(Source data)
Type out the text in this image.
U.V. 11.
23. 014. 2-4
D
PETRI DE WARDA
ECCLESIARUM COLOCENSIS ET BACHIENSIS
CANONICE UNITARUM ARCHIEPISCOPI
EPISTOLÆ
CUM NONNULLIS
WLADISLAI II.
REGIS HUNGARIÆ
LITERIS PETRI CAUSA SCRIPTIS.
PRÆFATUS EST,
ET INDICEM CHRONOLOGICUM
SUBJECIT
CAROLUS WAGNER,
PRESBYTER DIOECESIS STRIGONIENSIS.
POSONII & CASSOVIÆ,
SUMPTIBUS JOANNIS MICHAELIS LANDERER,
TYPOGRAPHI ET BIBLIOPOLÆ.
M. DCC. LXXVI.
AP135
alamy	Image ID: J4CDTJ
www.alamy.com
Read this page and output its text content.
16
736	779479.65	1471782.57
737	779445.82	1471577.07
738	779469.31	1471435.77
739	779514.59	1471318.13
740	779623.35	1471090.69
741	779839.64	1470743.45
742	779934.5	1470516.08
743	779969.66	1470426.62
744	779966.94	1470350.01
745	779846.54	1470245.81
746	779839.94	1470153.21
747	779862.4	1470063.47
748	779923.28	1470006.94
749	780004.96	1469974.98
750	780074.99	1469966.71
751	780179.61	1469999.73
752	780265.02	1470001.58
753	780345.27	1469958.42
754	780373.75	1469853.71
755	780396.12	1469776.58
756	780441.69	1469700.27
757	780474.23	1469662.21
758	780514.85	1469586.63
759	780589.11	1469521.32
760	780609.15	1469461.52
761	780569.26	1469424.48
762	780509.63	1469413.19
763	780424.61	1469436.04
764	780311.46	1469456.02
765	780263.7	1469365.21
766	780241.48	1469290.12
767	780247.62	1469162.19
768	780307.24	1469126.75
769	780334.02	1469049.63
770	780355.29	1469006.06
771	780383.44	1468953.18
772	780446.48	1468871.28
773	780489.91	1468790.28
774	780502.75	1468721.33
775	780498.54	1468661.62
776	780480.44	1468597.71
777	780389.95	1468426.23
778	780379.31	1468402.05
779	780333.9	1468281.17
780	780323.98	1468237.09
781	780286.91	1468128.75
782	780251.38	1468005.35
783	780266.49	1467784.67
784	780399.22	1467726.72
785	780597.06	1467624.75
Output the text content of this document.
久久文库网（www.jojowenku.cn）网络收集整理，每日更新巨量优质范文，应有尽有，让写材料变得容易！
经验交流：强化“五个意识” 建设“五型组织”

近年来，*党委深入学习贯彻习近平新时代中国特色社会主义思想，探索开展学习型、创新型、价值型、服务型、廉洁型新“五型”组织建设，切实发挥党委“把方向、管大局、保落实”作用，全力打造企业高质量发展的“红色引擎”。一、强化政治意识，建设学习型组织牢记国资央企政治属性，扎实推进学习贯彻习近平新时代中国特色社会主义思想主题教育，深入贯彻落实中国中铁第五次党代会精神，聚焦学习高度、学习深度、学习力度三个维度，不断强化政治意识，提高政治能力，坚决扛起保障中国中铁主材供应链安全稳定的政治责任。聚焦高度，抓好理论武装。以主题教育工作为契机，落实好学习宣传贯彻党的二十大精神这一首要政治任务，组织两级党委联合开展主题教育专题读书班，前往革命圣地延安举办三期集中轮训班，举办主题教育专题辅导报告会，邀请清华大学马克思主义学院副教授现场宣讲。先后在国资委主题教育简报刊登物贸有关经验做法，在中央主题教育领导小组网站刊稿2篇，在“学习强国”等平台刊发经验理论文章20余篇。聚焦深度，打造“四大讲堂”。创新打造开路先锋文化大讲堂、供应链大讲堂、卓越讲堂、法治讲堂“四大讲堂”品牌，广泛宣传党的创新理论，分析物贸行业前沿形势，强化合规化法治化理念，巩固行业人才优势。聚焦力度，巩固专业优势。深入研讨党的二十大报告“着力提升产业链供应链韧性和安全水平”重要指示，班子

Exercise goal: Pull out all lines from the listing that contain the string "PETRI".

Written reply:
PETRI DE WARDA
LITERIS PETRI CAUSA SCRIPTIS.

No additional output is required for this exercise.